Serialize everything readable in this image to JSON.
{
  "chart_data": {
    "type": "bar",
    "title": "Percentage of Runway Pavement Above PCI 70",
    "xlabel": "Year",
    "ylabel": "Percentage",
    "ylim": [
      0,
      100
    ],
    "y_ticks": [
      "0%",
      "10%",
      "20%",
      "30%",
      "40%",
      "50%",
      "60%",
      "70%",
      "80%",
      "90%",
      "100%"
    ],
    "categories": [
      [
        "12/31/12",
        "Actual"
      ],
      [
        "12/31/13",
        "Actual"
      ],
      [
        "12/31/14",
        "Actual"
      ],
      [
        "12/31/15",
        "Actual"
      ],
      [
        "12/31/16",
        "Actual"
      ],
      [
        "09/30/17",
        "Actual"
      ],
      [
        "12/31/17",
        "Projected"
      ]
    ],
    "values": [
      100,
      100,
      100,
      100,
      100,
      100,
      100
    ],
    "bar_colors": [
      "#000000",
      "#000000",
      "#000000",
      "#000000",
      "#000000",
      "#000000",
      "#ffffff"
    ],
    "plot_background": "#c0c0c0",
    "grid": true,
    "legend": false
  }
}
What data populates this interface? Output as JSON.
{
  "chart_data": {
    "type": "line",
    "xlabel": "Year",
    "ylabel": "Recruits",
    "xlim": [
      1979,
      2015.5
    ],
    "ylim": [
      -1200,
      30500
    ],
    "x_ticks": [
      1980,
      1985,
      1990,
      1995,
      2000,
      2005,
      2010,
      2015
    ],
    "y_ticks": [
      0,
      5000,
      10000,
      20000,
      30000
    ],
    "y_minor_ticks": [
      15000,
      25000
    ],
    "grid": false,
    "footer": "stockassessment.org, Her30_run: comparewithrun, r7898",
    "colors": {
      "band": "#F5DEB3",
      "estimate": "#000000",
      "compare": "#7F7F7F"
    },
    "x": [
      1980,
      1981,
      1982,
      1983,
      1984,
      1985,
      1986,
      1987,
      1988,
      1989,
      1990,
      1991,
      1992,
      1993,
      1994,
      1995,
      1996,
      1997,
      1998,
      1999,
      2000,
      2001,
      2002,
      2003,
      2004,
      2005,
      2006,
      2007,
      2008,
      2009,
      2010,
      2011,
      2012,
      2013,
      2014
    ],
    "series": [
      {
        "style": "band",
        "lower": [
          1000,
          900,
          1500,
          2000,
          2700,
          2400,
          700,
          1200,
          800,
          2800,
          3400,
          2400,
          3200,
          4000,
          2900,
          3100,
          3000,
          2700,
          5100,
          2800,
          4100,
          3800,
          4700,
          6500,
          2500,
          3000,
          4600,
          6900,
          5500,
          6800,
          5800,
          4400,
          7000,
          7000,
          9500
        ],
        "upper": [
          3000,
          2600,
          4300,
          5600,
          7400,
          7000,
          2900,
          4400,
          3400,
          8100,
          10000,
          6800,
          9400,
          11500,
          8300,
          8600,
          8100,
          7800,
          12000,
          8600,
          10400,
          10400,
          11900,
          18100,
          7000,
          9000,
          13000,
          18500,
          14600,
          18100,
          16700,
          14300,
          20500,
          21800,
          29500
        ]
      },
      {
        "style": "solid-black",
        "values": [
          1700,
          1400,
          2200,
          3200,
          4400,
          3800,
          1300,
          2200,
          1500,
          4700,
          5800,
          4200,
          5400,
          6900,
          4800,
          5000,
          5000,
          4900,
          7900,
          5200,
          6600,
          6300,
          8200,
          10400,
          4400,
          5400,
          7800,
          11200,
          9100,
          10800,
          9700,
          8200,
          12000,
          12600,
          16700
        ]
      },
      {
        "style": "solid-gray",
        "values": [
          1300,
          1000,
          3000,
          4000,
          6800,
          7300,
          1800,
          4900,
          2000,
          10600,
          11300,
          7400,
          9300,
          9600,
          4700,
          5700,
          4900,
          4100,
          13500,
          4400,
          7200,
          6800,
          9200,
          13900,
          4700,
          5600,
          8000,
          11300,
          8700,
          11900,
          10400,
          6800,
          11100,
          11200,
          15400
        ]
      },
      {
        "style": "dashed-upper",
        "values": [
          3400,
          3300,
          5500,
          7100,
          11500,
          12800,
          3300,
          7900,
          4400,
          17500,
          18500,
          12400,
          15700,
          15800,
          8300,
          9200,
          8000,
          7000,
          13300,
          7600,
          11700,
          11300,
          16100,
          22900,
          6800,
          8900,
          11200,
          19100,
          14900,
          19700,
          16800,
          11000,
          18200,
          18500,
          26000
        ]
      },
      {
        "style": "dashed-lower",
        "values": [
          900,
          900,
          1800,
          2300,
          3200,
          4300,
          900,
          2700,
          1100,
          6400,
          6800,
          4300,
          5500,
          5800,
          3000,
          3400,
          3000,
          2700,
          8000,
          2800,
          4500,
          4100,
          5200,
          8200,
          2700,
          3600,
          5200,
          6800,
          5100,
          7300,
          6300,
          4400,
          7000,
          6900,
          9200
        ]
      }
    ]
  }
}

## Work to do
Gather each line in these records that contains the string "ylabel".

## Result for this task
    "ylabel": "Percentage",
    "ylabel": "Recruits",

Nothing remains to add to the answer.